• [LISTED RECORDS]
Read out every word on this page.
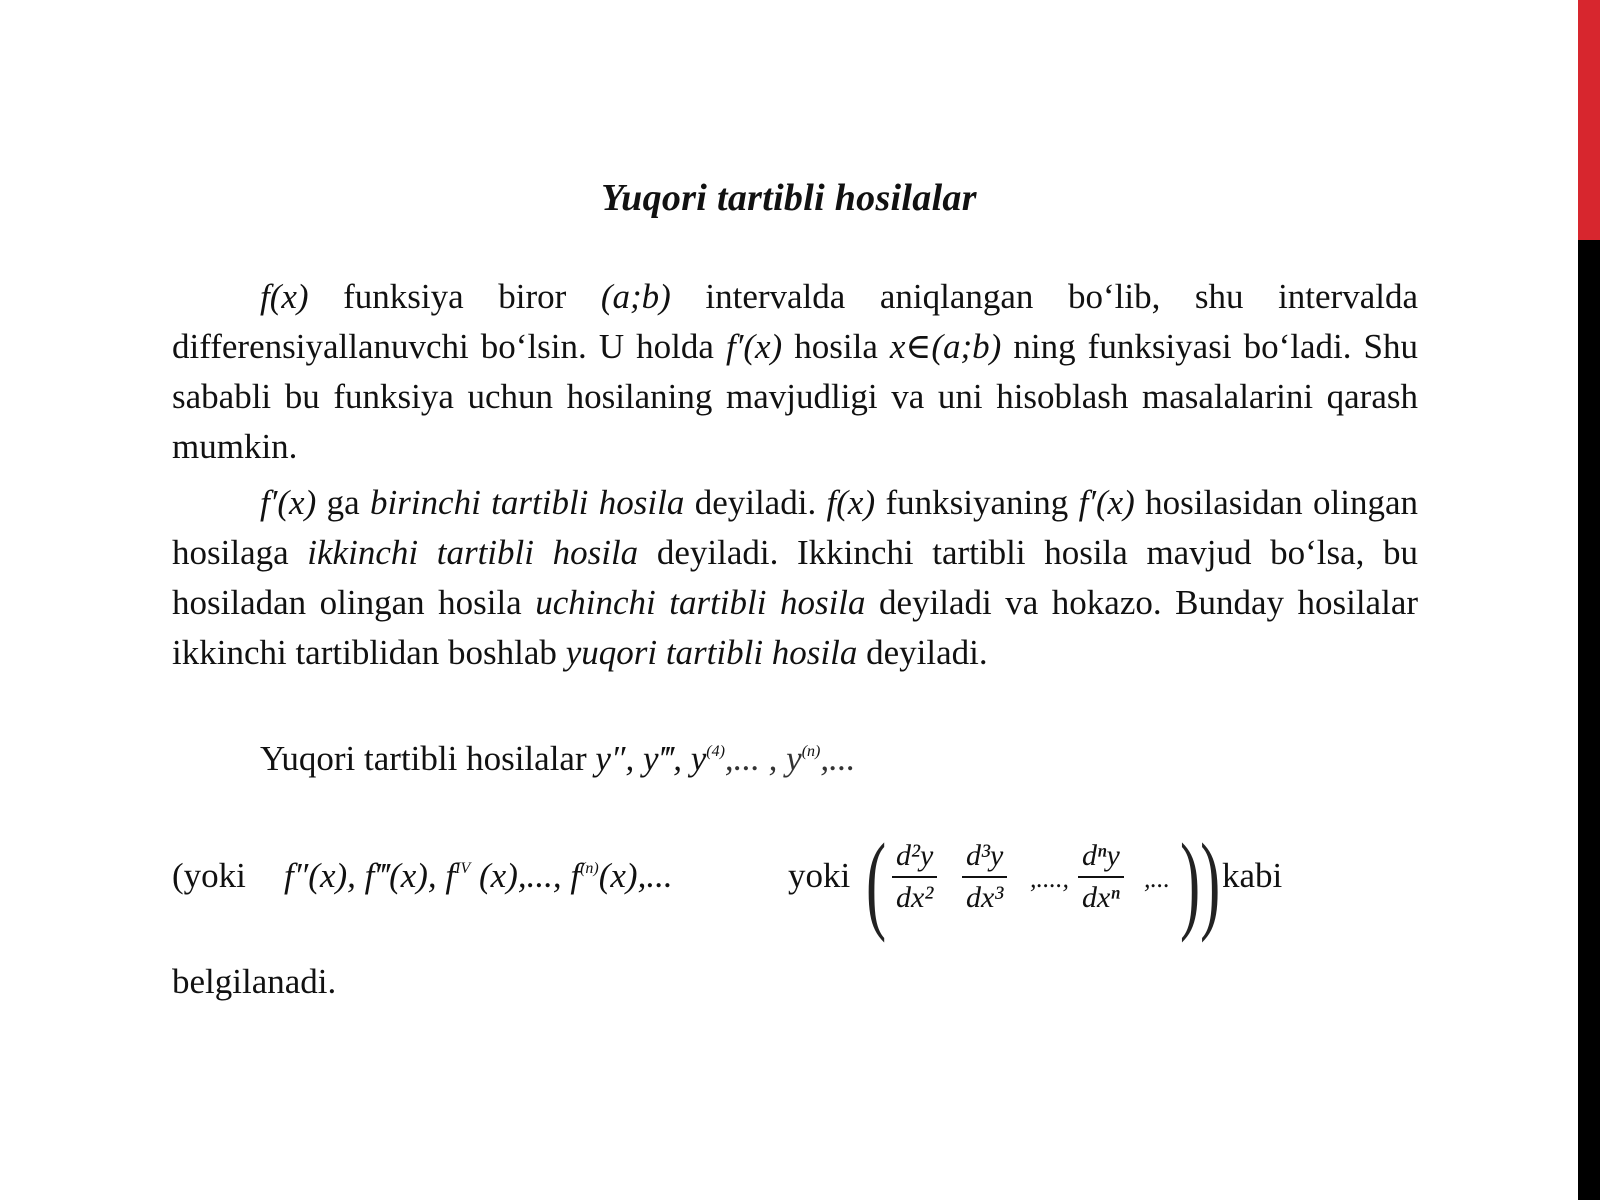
Yuqori tartibli hosilalar
f(x) funksiya biror (a;b) intervalda aniqlangan bo‘lib, shu intervalda differensiyallanuvchi bo‘lsin. U holda f′(x) hosila x∈(a;b) ning funksiyasi bo‘ladi. Shu sababli bu funksiya uchun hosilaning mavjudligi va uni hisoblash masalalarini qarash mumkin.
f′(x) ga birinchi tartibli hosila deyiladi. f(x) funksiyaning f′(x) hosilasidan olingan hosilaga ikkinchi tartibli hosila deyiladi. Ikkinchi tartibli hosila mavjud bo‘lsa, bu hosiladan olingan hosila uchinchi tartibli hosila deyiladi va hokazo. Bunday hosilalar ikkinchi tartiblidan boshlab yuqori tartibli hosila deyiladi.
Yuqori tartibli hosilalar y″, y‴, $y^{(4)}$,... , $y^{(n)}$,...
(yoki f″(x), f‴(x), $f^{IV}$ (x),..., $f^{(n)}(x)$,...	yoki ( $\frac{\text{d²y}}{\text{dx²}} \frac{\text{d³y}}{\text{dx³}}$ ,....,
dⁿy
dxⁿ
,... )) kabi
belgilanadi.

• [THE REQUEST] Output all the records, word for word, with no pictures in the copy.

• [RESULT OF THIS EXERCISE]
Read out every word on this page.
Yuqori tartibli hosilalar
f(x) funksiya biror (a;b) intervalda aniqlangan bo‘lib, shu intervalda differensiyallanuvchi bo‘lsin. U holda f′(x) hosila x∈(a;b) ning funksiyasi bo‘ladi. Shu sababli bu funksiya uchun hosilaning mavjudligi va uni hisoblash masalalarini qarash mumkin.
f′(x) ga birinchi tartibli hosila deyiladi. f(x) funksiyaning f′(x) hosilasidan olingan hosilaga ikkinchi tartibli hosila deyiladi. Ikkinchi tartibli hosila mavjud bo‘lsa, bu hosiladan olingan hosila uchinchi tartibli hosila deyiladi va hokazo. Bunday hosilalar ikkinchi tartiblidan boshlab yuqori tartibli hosila deyiladi.
Yuqori tartibli hosilalar y″, y‴, $y^{(4)}$,... , $y^{(n)}$,...
(yoki f″(x), f‴(x), $f^{IV}$ (x),..., $f^{(n)}(x)$,...	yoki ( $\frac{\text{d²y}}{\text{dx²}} \frac{\text{d³y}}{\text{dx³}}$ ,....,
dⁿy
dxⁿ
,... )) kabi
belgilanadi.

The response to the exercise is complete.